--- begin Record excerpts ---

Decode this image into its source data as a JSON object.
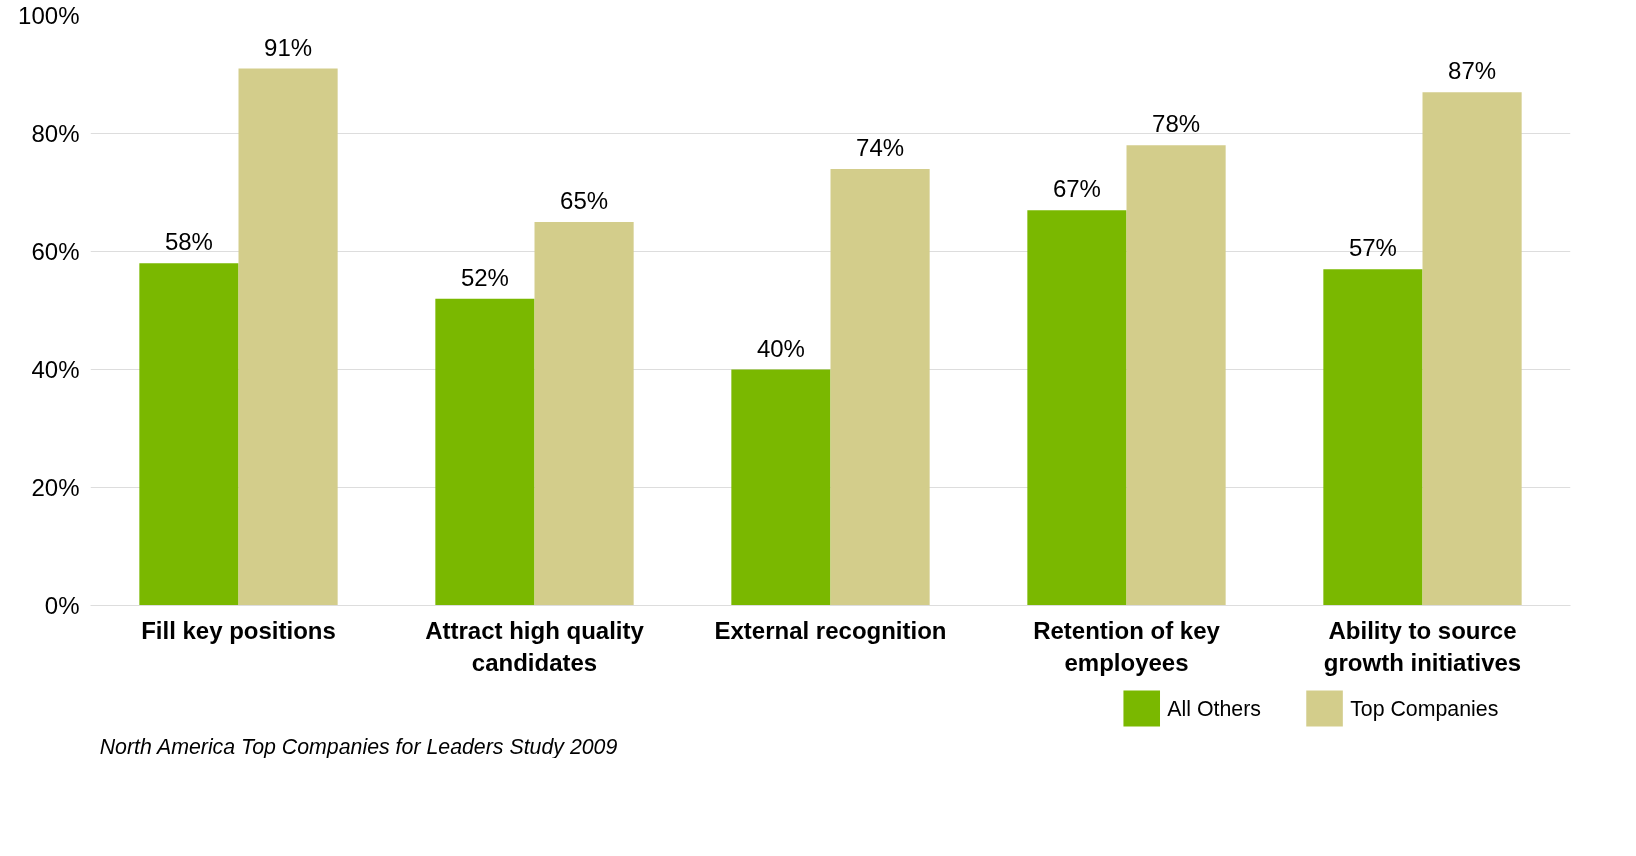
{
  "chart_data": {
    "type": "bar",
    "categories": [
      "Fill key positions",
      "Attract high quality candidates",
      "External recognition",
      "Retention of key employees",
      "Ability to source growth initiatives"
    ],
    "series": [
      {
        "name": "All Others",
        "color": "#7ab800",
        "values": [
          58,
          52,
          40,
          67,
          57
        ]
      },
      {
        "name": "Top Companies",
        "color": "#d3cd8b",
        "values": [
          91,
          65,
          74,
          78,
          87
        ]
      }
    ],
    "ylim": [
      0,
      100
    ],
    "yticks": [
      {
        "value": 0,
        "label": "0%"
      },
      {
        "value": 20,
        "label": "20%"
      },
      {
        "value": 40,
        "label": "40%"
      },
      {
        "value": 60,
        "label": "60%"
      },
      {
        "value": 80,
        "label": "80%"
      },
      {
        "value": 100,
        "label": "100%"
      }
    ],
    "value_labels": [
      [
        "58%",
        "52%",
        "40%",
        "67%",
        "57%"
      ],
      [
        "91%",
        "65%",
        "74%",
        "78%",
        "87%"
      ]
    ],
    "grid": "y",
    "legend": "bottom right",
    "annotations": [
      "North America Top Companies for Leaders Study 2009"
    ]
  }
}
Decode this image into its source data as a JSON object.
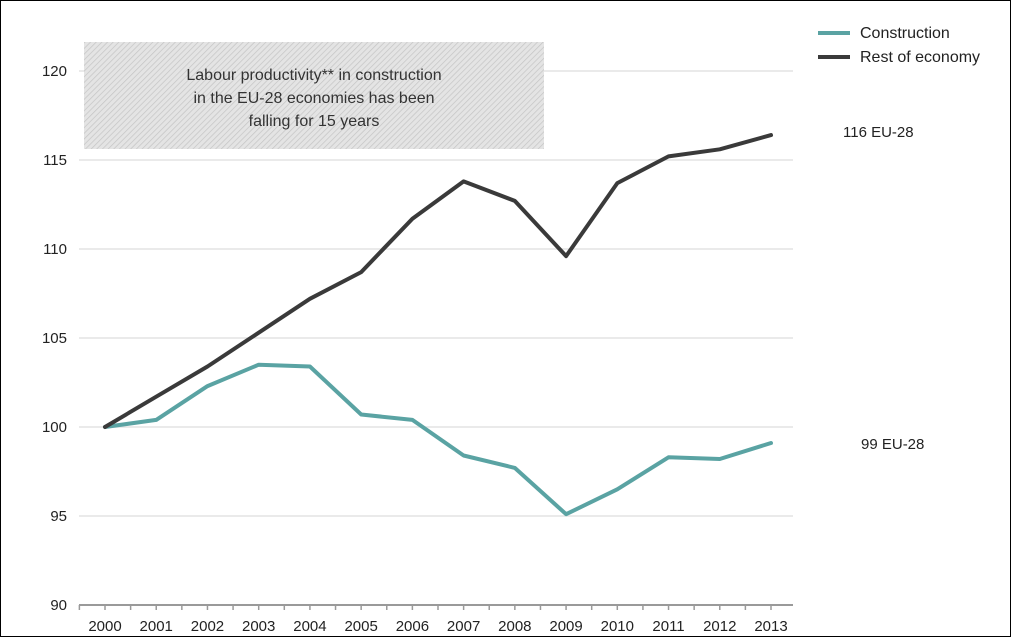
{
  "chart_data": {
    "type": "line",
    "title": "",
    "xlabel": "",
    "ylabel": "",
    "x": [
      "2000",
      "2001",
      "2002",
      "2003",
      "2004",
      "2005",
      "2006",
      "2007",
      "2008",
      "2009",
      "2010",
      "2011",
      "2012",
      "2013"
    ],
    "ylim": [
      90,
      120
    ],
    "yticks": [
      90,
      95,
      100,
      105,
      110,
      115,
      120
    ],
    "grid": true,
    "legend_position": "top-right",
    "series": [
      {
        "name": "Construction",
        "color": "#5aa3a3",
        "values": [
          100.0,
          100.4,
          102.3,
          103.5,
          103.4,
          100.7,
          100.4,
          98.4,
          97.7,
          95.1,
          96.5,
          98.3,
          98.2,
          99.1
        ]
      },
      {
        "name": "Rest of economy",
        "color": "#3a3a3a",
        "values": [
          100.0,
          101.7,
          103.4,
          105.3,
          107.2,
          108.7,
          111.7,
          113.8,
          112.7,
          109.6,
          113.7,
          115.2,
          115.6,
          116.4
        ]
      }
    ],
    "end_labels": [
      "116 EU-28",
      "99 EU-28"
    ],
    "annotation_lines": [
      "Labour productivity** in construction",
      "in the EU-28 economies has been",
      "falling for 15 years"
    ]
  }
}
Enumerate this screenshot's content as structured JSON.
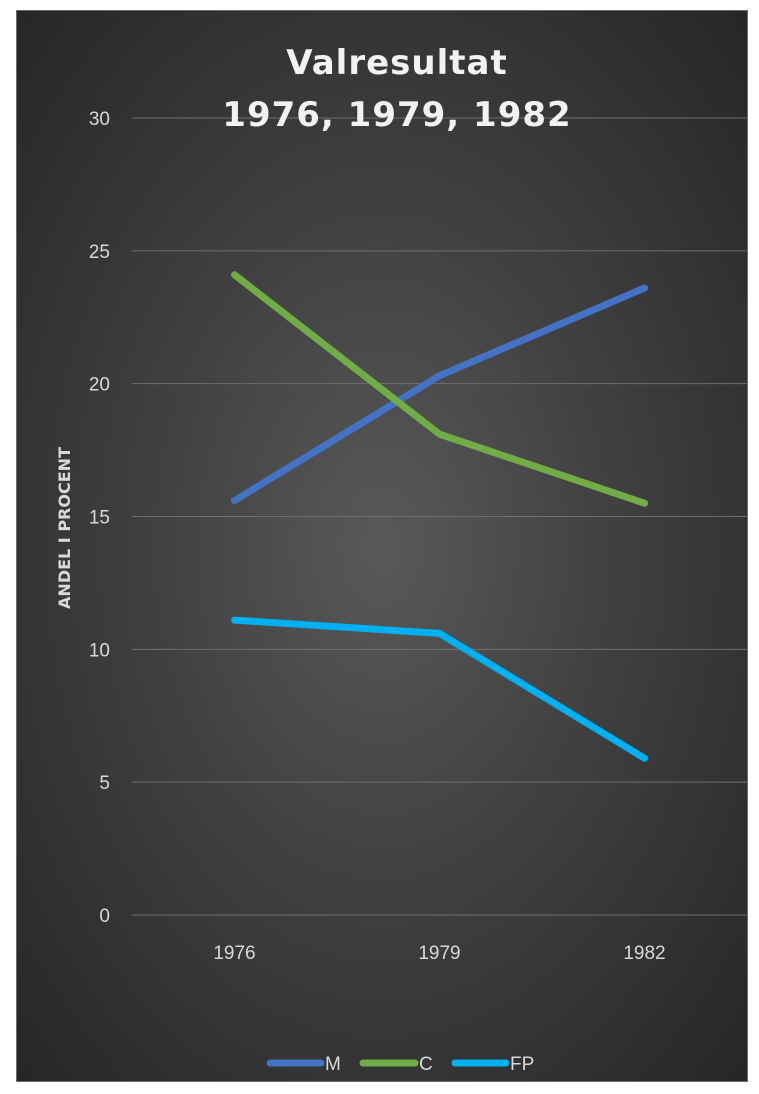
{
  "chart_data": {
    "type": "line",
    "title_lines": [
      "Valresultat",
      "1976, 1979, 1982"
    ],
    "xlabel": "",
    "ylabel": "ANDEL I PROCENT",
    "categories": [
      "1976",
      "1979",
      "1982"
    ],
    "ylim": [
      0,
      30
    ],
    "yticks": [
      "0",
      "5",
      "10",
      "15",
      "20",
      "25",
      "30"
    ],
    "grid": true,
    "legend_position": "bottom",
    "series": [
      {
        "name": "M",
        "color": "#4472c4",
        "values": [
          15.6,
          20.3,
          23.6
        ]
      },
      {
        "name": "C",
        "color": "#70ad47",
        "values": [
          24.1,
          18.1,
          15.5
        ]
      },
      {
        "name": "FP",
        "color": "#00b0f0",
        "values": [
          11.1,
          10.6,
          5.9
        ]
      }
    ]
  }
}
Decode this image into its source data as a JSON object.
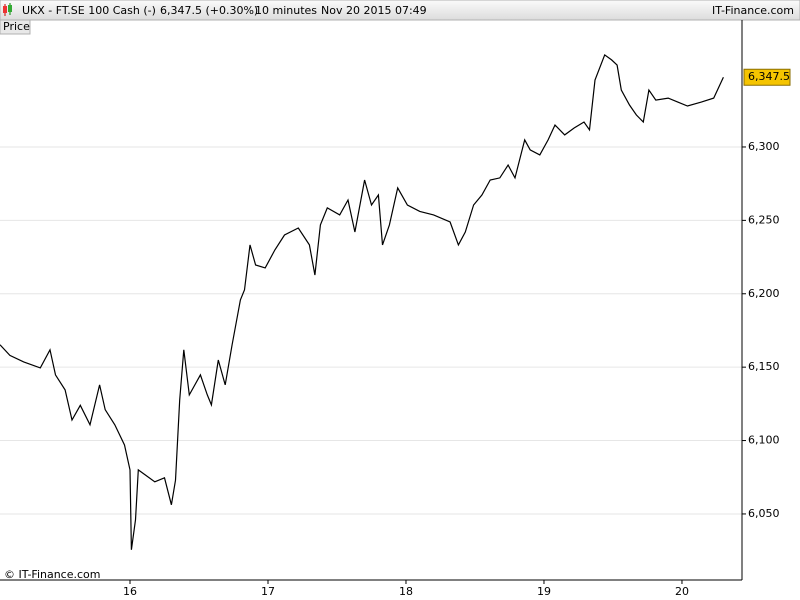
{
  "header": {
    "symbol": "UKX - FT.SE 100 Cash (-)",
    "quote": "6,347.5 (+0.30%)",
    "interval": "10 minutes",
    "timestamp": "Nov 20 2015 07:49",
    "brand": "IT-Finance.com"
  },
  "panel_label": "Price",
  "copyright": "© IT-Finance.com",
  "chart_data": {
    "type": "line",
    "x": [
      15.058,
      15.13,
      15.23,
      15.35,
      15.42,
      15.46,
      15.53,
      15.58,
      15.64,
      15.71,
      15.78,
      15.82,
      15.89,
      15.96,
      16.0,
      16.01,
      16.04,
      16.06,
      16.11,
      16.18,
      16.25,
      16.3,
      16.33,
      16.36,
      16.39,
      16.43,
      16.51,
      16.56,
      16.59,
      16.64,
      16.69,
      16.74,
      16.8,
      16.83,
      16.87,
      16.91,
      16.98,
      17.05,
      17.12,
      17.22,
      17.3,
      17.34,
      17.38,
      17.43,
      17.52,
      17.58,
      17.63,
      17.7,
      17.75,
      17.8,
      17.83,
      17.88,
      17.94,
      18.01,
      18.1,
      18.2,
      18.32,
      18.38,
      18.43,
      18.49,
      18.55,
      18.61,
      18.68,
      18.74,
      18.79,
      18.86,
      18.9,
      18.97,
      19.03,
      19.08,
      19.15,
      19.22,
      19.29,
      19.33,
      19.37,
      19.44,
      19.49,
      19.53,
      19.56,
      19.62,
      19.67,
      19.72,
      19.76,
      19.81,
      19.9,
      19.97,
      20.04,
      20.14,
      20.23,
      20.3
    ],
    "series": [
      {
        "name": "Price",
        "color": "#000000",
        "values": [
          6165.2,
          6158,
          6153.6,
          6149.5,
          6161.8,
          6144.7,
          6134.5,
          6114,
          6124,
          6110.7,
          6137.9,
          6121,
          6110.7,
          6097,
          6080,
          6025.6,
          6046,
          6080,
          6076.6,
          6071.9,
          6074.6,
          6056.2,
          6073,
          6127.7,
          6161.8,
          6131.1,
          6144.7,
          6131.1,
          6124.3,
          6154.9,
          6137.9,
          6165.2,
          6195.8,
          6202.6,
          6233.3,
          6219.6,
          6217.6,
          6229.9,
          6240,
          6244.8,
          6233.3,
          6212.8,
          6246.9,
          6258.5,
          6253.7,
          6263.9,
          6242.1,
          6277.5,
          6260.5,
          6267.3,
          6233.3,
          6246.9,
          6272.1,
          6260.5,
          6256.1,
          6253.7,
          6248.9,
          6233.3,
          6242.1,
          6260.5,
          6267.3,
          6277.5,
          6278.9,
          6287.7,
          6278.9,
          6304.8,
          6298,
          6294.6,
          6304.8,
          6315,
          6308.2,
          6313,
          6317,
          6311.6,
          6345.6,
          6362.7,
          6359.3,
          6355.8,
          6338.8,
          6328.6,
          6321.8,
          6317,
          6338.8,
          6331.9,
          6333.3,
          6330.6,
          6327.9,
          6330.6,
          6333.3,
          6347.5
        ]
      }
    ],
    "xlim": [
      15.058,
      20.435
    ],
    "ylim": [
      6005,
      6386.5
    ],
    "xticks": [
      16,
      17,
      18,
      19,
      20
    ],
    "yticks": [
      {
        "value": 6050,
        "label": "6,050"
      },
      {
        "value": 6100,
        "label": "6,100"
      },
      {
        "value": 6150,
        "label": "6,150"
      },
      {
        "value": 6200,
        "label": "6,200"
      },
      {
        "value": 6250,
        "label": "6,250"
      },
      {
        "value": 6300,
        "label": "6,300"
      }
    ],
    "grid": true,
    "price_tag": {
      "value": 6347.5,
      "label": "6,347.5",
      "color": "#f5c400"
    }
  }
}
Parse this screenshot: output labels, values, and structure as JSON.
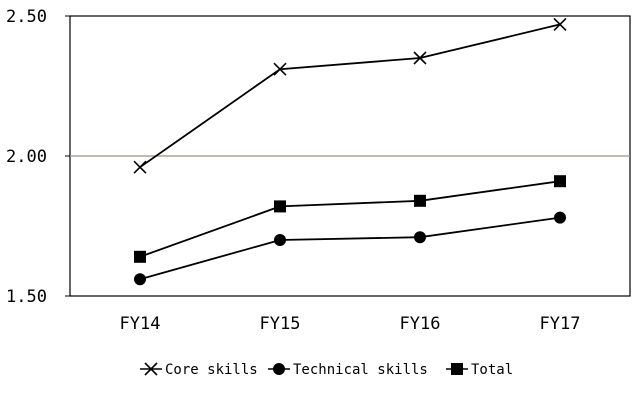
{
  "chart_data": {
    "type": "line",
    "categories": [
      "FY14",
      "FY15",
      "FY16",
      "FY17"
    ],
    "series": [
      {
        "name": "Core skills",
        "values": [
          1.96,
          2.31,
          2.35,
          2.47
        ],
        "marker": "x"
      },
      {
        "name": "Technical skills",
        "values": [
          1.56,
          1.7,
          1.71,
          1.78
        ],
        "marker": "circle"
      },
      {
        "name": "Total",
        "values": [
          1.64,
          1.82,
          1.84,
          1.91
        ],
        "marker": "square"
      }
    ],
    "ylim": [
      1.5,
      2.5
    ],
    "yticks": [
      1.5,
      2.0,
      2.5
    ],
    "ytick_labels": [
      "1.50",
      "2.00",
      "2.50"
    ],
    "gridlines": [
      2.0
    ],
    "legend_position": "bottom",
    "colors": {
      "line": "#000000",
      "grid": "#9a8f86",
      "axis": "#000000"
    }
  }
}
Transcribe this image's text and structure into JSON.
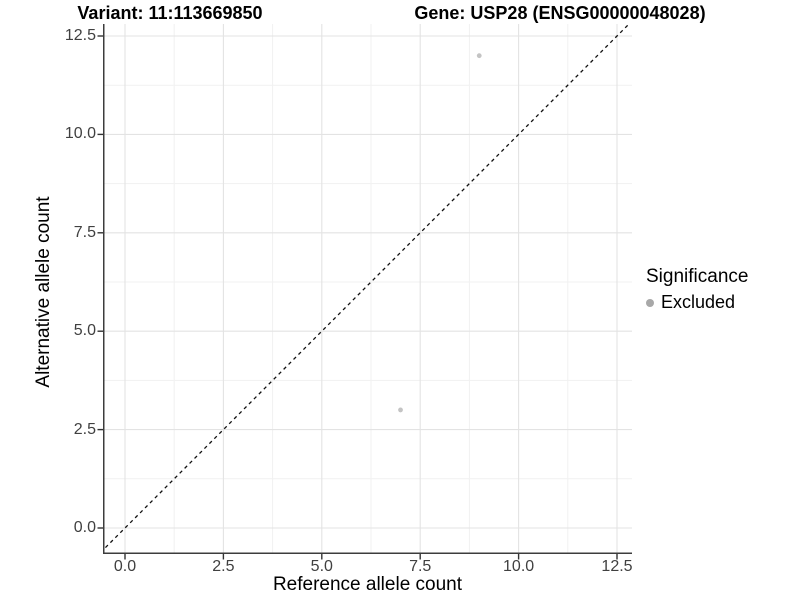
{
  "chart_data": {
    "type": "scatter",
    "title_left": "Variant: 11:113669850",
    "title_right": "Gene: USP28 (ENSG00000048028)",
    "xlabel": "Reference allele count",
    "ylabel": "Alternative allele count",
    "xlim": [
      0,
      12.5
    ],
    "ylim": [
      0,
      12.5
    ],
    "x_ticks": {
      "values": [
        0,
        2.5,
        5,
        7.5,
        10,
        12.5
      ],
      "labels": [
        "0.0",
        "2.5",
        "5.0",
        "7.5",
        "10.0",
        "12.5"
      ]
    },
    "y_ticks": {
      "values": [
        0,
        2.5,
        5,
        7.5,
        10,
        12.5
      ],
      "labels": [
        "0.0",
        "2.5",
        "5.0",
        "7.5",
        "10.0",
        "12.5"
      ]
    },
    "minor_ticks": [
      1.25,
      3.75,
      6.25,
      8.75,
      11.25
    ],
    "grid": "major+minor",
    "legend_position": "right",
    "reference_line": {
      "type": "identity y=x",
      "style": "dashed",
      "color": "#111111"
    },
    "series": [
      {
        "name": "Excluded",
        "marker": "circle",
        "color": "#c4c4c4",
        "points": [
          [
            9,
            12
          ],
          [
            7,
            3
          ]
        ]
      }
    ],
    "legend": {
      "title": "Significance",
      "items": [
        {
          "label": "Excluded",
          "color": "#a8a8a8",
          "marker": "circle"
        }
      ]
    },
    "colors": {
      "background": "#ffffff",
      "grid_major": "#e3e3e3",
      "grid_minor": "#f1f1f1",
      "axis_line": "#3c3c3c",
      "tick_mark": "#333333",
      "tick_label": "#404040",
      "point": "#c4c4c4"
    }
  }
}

--- end Record excerpts ---

**Written task**
Return each line that includes "ylabel".

**Output for this exercise**
    "ylabel": "",
    "ylabel": "ANDEL I PROCENT",
    "ylabel": "Alternative allele count",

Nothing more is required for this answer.